◆ **INPUT RECORDS**:
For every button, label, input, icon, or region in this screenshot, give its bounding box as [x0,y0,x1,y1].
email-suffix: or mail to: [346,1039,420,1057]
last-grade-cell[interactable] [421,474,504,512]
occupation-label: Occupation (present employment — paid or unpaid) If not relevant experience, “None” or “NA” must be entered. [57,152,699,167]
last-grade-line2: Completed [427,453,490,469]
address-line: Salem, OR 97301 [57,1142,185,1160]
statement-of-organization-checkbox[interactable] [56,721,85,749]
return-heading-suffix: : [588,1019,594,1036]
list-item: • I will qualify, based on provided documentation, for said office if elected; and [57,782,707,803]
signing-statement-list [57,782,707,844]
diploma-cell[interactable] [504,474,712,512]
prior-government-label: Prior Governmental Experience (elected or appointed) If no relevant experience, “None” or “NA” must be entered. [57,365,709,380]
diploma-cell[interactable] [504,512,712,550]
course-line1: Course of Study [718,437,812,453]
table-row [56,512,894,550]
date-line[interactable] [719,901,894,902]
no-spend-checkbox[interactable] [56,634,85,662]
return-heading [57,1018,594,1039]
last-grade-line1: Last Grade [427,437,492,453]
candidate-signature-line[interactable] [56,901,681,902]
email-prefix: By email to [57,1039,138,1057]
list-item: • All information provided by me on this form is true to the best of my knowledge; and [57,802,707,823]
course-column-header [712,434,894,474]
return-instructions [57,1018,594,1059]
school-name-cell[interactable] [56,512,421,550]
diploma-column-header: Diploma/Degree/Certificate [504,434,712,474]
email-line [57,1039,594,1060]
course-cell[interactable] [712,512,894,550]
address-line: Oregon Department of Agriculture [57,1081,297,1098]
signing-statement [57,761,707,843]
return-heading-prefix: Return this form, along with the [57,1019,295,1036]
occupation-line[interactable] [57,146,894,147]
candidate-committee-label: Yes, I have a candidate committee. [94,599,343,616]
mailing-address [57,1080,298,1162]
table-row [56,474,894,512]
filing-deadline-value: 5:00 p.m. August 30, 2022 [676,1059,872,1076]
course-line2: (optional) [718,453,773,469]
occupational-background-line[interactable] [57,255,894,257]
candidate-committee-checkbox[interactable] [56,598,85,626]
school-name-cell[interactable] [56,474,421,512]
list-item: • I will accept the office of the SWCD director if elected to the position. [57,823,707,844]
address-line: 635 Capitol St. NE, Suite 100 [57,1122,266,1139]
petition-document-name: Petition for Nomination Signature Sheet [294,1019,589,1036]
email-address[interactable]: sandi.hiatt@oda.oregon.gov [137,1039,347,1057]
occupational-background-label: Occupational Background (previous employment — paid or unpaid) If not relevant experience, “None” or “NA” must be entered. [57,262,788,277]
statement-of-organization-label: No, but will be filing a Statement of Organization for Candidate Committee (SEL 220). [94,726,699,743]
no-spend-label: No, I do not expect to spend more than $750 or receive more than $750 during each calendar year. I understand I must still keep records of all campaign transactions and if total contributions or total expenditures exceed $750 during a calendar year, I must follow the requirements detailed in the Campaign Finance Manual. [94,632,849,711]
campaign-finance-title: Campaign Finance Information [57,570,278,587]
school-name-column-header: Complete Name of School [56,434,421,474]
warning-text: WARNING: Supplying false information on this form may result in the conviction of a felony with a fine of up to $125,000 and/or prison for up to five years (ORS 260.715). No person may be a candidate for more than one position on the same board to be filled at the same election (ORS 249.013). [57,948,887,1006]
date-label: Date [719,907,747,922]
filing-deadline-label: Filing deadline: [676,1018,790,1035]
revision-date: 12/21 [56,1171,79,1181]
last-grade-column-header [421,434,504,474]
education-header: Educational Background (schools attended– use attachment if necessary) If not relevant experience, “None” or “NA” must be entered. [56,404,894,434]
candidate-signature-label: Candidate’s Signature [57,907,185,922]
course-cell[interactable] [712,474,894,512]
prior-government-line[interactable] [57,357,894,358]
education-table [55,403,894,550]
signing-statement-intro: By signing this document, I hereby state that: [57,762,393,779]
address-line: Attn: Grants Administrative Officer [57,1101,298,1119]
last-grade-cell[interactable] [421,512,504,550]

◆ **WHAT YOU SHOULD DO**: Rewrite the stretch from the start of the entries through the line containing "last-grade-cell[interactable] [421,474,504,512]", renaming "last-grade-cell" to "final-grade-cell" and leaving everything else unchanged. Return only those lines.

◆ **RESULT**:
For every button, label, input, icon, or region in this screenshot, give its bounding box as [x0,y0,x1,y1].
email-suffix: or mail to: [346,1039,420,1057]
final-grade-cell[interactable] [421,474,504,512]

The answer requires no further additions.